====== Given records

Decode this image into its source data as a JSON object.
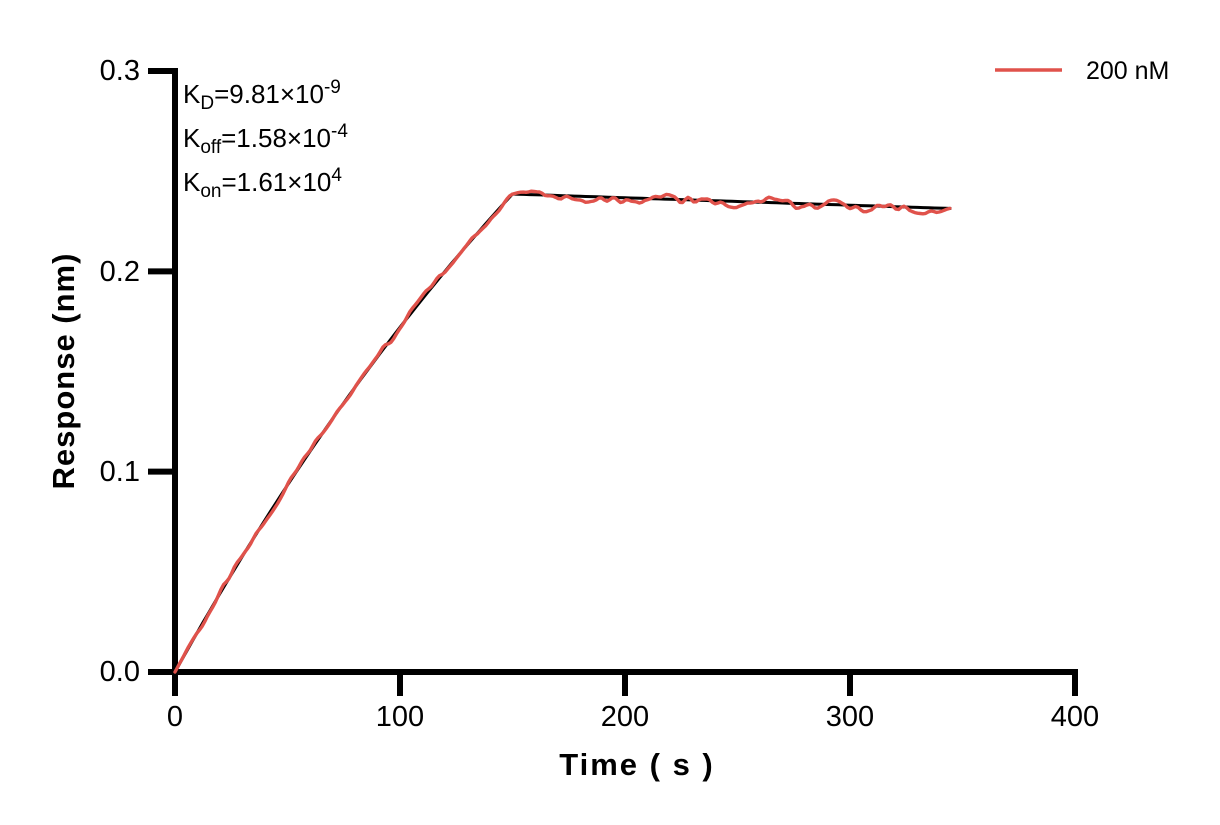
{
  "chart_data": {
    "type": "line",
    "title": "",
    "xlabel": "Time ( s )",
    "ylabel": "Response (nm)",
    "xlim": [
      0,
      400
    ],
    "ylim": [
      0.0,
      0.3
    ],
    "xticks": [
      0,
      100,
      200,
      300,
      400
    ],
    "xtick_labels": [
      "0",
      "100",
      "200",
      "300",
      "400"
    ],
    "yticks": [
      0.0,
      0.1,
      0.2,
      0.3
    ],
    "ytick_labels": [
      "0.0",
      "0.1",
      "0.2",
      "0.3"
    ],
    "grid": false,
    "legend_position": "top-right",
    "legend": [
      {
        "label": "200 nM",
        "color": "#E0524B"
      }
    ],
    "annotations": [
      {
        "base": "K",
        "sub": "D",
        "mid": "=9.81×10",
        "sup": "-9"
      },
      {
        "base": "K",
        "sub": "off",
        "mid": "=1.58×10",
        "sup": "-4"
      },
      {
        "base": "K",
        "sub": "on",
        "mid": "=1.61×10",
        "sup": "4"
      }
    ],
    "series": [
      {
        "name": "200 nM measured",
        "color": "#E0524B",
        "style": "noisy",
        "model": {
          "assoc_end_s": 150,
          "end_s": 345,
          "r_peak_nm": 0.2386,
          "kobs_per_s": 0.003378,
          "koff_per_s": 0.000158,
          "noise_amp_nm": 0.0026
        }
      },
      {
        "name": "fit",
        "color": "#000000",
        "style": "smooth",
        "points": [
          [
            0,
            0
          ],
          [
            10,
            0.0199
          ],
          [
            20,
            0.0392
          ],
          [
            30,
            0.0578
          ],
          [
            40,
            0.0758
          ],
          [
            50,
            0.0933
          ],
          [
            60,
            0.1101
          ],
          [
            70,
            0.1264
          ],
          [
            80,
            0.1421
          ],
          [
            90,
            0.1573
          ],
          [
            100,
            0.172
          ],
          [
            110,
            0.1862
          ],
          [
            120,
            0.2
          ],
          [
            130,
            0.2133
          ],
          [
            140,
            0.2261
          ],
          [
            150,
            0.2385
          ],
          [
            160,
            0.2382
          ],
          [
            170,
            0.2378
          ],
          [
            180,
            0.2374
          ],
          [
            190,
            0.237
          ],
          [
            200,
            0.2367
          ],
          [
            210,
            0.2363
          ],
          [
            220,
            0.2359
          ],
          [
            230,
            0.2355
          ],
          [
            240,
            0.2352
          ],
          [
            250,
            0.2348
          ],
          [
            260,
            0.2344
          ],
          [
            270,
            0.234
          ],
          [
            280,
            0.2337
          ],
          [
            290,
            0.2333
          ],
          [
            300,
            0.2329
          ],
          [
            310,
            0.2326
          ],
          [
            320,
            0.2322
          ],
          [
            330,
            0.2318
          ],
          [
            340,
            0.2315
          ],
          [
            345,
            0.2313
          ]
        ]
      }
    ]
  }
}
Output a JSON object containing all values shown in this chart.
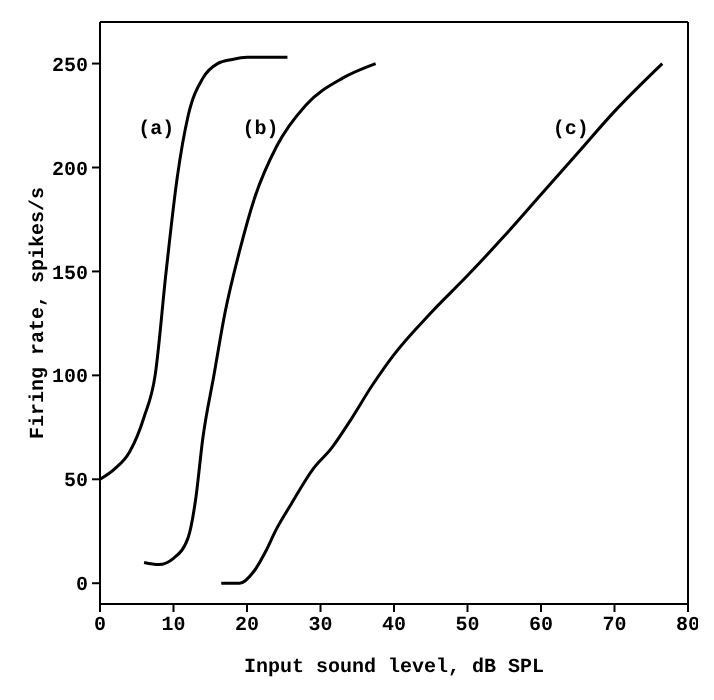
{
  "chart_data": {
    "type": "line",
    "xlabel": "Input sound level, dB SPL",
    "ylabel": "Firing rate, spikes/s",
    "xlim": [
      0,
      80
    ],
    "xticks": [
      0,
      10,
      20,
      30,
      40,
      50,
      60,
      70,
      80
    ],
    "ylim": [
      -10,
      270
    ],
    "yticks": [
      0,
      50,
      100,
      150,
      200,
      250
    ],
    "marker": "none",
    "line_style": "solid",
    "series": [
      {
        "name": "(a)",
        "color": "#000000",
        "x": [
          0,
          2,
          4,
          6,
          7.5,
          9,
          10.5,
          12,
          14,
          16,
          18,
          20,
          25.5
        ],
        "values": [
          50,
          55,
          63,
          80,
          100,
          150,
          195,
          225,
          243,
          250,
          252,
          253,
          253
        ]
      },
      {
        "name": "(b)",
        "color": "#000000",
        "x": [
          6,
          8,
          10,
          12,
          13,
          14,
          15.5,
          17,
          19,
          21,
          24,
          28,
          33,
          37.5
        ],
        "values": [
          10,
          9,
          12,
          22,
          40,
          70,
          100,
          130,
          160,
          185,
          210,
          230,
          243,
          250
        ]
      },
      {
        "name": "(c)",
        "color": "#000000",
        "x": [
          16.5,
          19,
          21,
          22.5,
          24,
          26,
          29,
          31.5,
          34,
          37,
          40,
          45,
          50,
          55,
          60,
          65,
          70,
          76.5
        ],
        "values": [
          0,
          0,
          6,
          15,
          26,
          38,
          55,
          65,
          78,
          95,
          110,
          130,
          148,
          167,
          187,
          207,
          227,
          250
        ]
      }
    ]
  }
}
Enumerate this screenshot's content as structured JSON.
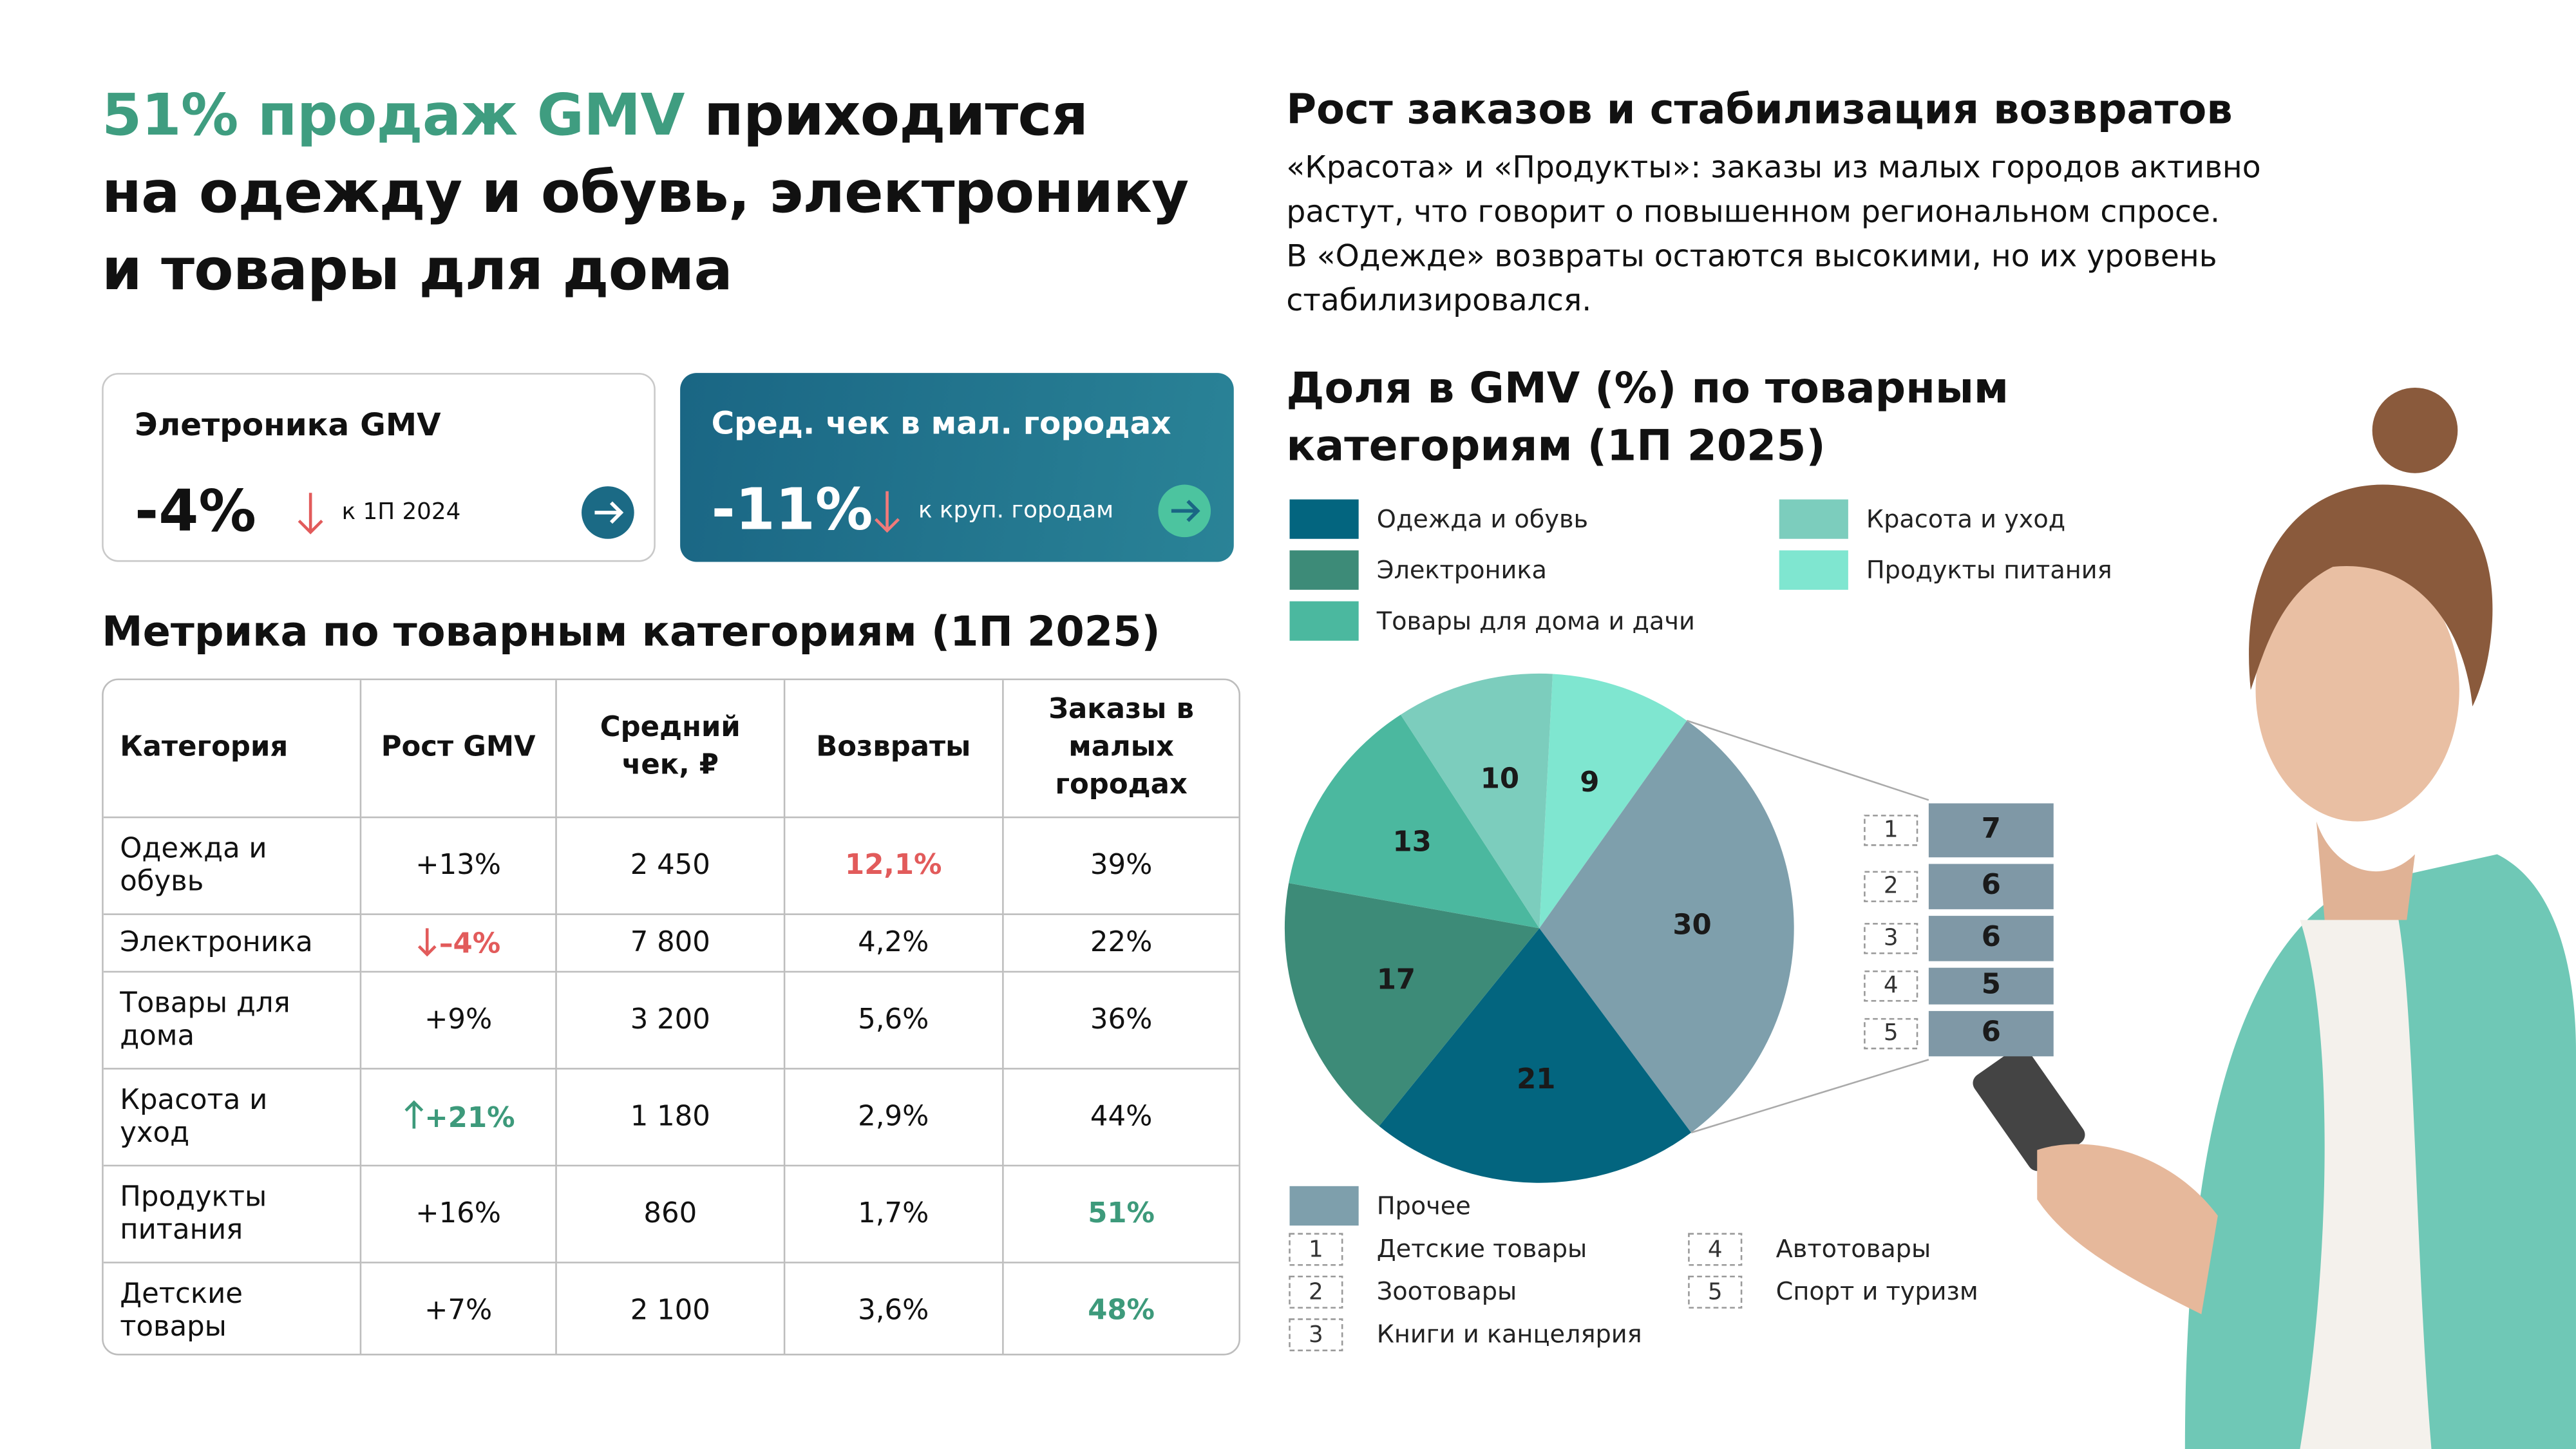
{
  "headline": {
    "accent": "51% продаж GMV",
    "lines": [
      "приходится",
      "на одежду и обувь, электронику",
      "и товары для дома"
    ]
  },
  "cards": [
    {
      "title": "Элетроника GMV",
      "value": "-4%",
      "note": "к 1П 2024"
    },
    {
      "title": "Сред. чек в мал. городах",
      "value": "-11%",
      "note": "к круп. городам"
    }
  ],
  "table": {
    "title": "Метрика по товарным категориям (1П 2025)",
    "header": [
      "Категория",
      "Рост GMV",
      "Средний чек, ₽",
      "Возвраты",
      "Заказы в малых городах"
    ],
    "rows": [
      [
        "Одежда и обувь",
        "+13%",
        "2 450",
        "12,1%",
        "39%"
      ],
      [
        "Электроника",
        "–4%",
        "7 800",
        "4,2%",
        "22%"
      ],
      [
        "Товары для дома",
        "+9%",
        "3 200",
        "5,6%",
        "36%"
      ],
      [
        "Красота и уход",
        "+21%",
        "1 180",
        "2,9%",
        "44%"
      ],
      [
        "Продукты питания",
        "+16%",
        "860",
        "1,7%",
        "51%"
      ],
      [
        "Детские товары",
        "+7%",
        "2 100",
        "3,6%",
        "48%"
      ]
    ]
  },
  "insight": {
    "title": "Рост заказов и стабилизация возвратов",
    "paragraphs": [
      "«Красота» и «Продукты»: заказы из малых городов активно растут, что говорит о повышенном региональном спросе.",
      "В «Одежде» возвраты остаются высокими, но их уровень стабилизировался."
    ]
  },
  "chart_data": {
    "type": "pie",
    "title": "Доля в GMV (%) по товарным категориям (1П 2025)",
    "categories": [
      "Продукты питания",
      "Прочее",
      "Одежда и обувь",
      "Электроника",
      "Товары для дома и дачи",
      "Красота и уход"
    ],
    "values": [
      9,
      30,
      21,
      17,
      13,
      10
    ],
    "colors": [
      "#7fe6d0",
      "#7e9fac",
      "#03657f",
      "#3d8b78",
      "#4bb89f",
      "#7ccdbd"
    ],
    "breakdown": {
      "of": "Прочее",
      "keys": [
        "1",
        "2",
        "3",
        "4",
        "5"
      ],
      "categories": [
        "Детские товары",
        "Зоотовары",
        "Книги и канцелярия",
        "Автотовары",
        "Спорт и туризм"
      ],
      "values": [
        7,
        6,
        6,
        5,
        6
      ],
      "color": "#7f98a6"
    }
  }
}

============

Whenever "title" turns up in a line, pick that line out.

    "title": "",
      "title": "Элетроника GMV",
      "title": "Сред. чек в мал. городах",
    "title": "Метрика по товарным категориям (1П 2025)",
    "title": "Рост заказов и стабилизация возвратов",
    "title": "Доля в GMV (%) по товарным категориям (1П 2025)",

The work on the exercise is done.